Reply only with how many lines contain the word "Growth".

DATA FOR THIS TASK:
━━━━━━━━━━━━━━━━━━━━━━━━━━━━━━
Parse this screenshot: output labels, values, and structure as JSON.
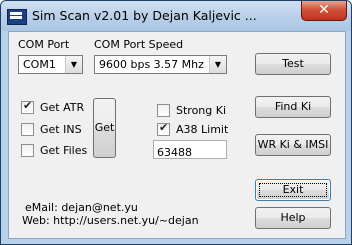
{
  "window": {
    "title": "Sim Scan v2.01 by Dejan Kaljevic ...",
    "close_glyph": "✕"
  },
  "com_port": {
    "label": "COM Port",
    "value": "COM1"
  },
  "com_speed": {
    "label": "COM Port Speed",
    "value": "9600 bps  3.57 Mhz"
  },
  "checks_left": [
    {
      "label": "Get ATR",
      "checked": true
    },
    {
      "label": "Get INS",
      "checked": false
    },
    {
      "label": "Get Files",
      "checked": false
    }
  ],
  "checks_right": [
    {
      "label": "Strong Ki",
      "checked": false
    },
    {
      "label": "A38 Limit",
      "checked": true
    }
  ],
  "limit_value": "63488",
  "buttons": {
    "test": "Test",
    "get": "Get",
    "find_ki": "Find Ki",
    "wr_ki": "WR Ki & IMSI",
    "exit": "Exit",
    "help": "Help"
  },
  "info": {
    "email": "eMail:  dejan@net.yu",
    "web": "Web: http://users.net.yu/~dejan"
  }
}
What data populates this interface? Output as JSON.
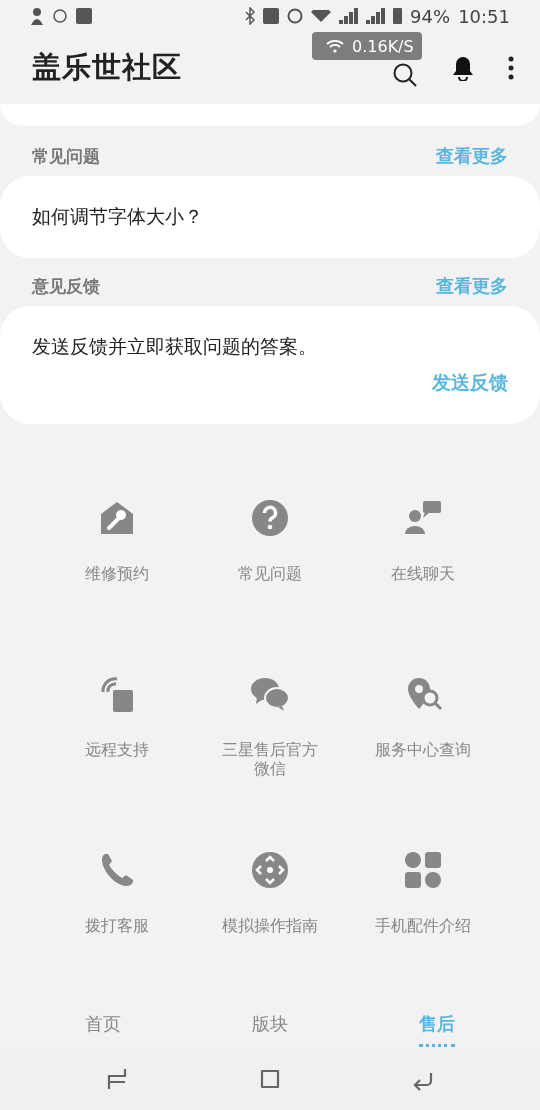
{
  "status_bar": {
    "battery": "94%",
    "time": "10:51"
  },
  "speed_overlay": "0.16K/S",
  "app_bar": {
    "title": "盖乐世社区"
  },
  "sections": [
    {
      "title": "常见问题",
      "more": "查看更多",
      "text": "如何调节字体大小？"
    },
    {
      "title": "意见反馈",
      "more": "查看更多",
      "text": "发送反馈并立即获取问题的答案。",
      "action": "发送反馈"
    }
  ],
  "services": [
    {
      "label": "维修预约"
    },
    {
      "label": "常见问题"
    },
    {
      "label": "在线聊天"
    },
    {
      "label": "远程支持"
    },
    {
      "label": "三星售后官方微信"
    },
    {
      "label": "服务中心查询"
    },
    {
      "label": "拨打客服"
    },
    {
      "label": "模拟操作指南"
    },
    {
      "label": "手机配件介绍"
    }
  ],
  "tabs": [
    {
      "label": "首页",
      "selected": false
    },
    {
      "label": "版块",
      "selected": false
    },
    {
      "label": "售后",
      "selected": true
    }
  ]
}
━━━━━━━━━━━━━━━━━━━━━━━━━━━━━━
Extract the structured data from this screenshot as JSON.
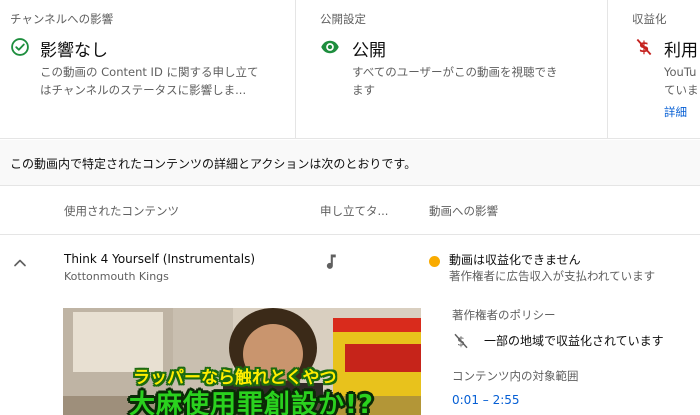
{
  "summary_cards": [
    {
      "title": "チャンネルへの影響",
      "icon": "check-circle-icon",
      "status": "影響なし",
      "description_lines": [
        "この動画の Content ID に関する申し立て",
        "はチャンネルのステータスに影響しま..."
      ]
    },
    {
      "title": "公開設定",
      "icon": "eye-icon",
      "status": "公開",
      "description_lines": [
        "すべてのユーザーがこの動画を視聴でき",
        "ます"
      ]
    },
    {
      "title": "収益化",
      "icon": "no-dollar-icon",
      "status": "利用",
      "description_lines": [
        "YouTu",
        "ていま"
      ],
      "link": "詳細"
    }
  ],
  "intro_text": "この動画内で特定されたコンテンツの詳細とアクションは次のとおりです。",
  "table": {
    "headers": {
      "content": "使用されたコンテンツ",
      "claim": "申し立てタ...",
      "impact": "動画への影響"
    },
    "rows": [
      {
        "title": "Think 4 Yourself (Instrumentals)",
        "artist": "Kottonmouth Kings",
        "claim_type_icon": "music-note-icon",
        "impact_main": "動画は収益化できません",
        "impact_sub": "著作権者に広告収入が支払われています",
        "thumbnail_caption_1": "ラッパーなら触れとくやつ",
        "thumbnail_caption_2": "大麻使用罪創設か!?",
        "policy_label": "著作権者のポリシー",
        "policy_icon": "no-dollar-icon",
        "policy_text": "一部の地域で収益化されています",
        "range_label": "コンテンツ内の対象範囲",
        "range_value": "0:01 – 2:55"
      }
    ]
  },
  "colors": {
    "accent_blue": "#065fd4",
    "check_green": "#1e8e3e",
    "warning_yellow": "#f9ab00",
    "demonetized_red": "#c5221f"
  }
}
━━━━━━━━━━━━━━━━━━━━━━━━━━━━━━
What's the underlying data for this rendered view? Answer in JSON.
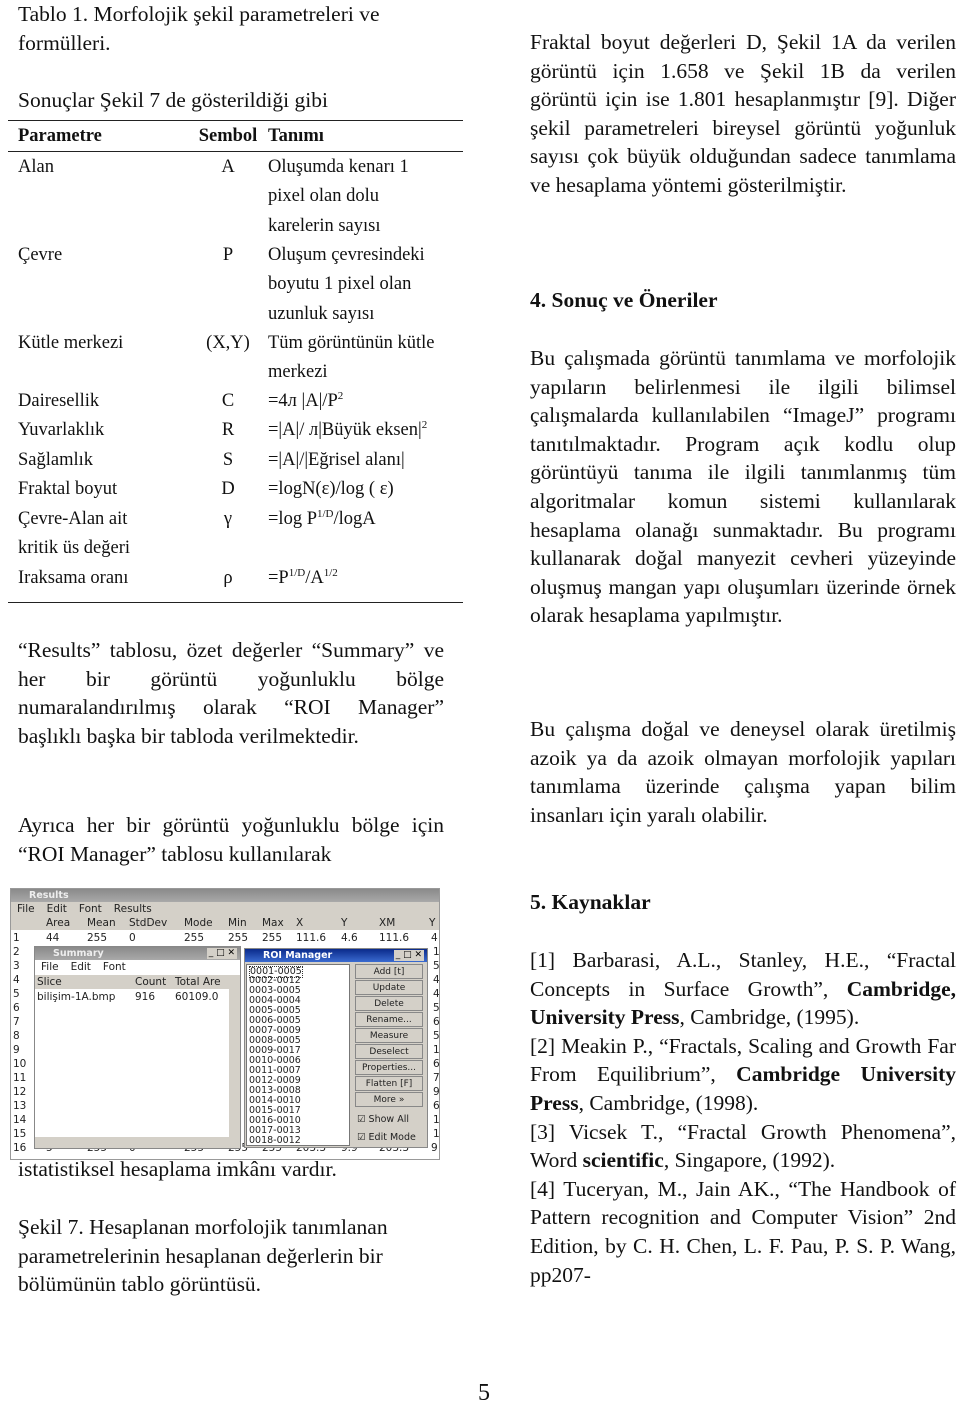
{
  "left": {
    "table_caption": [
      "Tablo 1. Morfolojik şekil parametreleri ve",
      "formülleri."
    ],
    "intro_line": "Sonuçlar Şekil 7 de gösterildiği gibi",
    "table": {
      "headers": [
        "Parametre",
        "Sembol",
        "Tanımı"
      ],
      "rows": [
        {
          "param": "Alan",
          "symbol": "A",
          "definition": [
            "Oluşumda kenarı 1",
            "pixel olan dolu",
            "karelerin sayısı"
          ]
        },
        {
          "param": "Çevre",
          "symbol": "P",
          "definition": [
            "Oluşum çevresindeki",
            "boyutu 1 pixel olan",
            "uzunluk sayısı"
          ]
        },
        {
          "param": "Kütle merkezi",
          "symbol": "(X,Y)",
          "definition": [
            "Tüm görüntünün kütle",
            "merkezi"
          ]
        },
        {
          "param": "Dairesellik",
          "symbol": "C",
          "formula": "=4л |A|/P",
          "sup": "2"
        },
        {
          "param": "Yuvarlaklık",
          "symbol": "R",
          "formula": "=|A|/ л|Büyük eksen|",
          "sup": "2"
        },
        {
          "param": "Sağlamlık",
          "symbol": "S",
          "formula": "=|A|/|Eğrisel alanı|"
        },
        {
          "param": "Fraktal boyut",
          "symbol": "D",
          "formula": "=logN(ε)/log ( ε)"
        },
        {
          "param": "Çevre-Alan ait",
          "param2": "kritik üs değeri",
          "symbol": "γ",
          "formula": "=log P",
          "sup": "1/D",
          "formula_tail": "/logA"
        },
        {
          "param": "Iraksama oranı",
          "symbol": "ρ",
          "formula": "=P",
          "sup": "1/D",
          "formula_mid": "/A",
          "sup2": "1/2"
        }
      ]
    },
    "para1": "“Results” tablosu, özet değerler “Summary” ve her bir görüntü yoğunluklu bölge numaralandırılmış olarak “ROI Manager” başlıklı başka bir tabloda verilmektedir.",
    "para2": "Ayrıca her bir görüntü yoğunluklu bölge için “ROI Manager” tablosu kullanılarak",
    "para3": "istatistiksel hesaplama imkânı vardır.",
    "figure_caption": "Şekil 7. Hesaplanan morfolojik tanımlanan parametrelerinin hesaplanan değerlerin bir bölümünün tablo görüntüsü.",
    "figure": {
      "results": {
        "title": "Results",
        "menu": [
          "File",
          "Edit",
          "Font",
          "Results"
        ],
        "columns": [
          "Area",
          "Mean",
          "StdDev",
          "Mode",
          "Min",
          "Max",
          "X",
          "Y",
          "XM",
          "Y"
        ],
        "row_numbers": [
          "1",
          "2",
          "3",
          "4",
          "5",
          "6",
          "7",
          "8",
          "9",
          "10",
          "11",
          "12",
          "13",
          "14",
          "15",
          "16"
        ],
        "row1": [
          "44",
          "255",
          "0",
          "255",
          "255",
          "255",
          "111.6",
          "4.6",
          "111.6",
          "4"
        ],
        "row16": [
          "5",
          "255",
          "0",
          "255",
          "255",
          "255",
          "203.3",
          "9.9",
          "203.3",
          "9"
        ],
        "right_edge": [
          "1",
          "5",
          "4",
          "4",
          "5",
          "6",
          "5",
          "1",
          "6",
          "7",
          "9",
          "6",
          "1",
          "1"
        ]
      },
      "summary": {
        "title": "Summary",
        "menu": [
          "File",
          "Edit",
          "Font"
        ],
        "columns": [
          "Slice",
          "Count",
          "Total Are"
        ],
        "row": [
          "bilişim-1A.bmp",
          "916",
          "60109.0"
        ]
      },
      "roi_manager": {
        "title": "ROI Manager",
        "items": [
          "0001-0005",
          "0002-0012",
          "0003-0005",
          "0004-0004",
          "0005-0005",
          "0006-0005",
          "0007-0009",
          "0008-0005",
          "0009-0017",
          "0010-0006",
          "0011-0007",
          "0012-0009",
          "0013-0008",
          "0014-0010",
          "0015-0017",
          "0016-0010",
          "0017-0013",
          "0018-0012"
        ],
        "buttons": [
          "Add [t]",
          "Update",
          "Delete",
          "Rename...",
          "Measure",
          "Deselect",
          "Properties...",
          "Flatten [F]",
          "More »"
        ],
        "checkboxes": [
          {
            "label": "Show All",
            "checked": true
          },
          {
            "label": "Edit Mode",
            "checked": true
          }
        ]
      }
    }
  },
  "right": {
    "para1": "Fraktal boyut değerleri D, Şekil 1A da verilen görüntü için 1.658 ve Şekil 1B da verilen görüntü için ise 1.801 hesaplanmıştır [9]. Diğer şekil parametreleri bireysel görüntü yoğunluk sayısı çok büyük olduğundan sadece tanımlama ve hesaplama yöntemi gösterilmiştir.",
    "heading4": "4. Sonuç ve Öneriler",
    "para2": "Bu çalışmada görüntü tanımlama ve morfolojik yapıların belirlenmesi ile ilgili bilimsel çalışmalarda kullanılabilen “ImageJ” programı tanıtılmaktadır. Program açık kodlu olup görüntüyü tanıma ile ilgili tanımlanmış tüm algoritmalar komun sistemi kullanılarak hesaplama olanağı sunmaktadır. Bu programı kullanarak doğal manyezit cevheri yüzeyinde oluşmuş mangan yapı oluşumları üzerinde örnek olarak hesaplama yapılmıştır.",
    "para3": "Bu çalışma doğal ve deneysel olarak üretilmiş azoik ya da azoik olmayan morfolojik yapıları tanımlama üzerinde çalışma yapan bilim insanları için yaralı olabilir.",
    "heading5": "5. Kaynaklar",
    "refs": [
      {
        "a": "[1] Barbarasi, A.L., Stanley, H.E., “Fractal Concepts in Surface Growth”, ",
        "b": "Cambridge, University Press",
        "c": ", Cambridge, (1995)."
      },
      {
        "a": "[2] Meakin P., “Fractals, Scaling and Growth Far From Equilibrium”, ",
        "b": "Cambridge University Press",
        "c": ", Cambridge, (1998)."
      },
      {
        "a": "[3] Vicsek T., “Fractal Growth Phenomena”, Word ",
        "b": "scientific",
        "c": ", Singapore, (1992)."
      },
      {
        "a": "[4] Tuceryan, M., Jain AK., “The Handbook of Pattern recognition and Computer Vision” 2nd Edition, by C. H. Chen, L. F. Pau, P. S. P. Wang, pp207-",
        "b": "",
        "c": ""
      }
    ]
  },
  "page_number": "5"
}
━━━━━━━━━━━━━━━━━━━━━━━━━━━━━━
RIGHT ANSWER:
3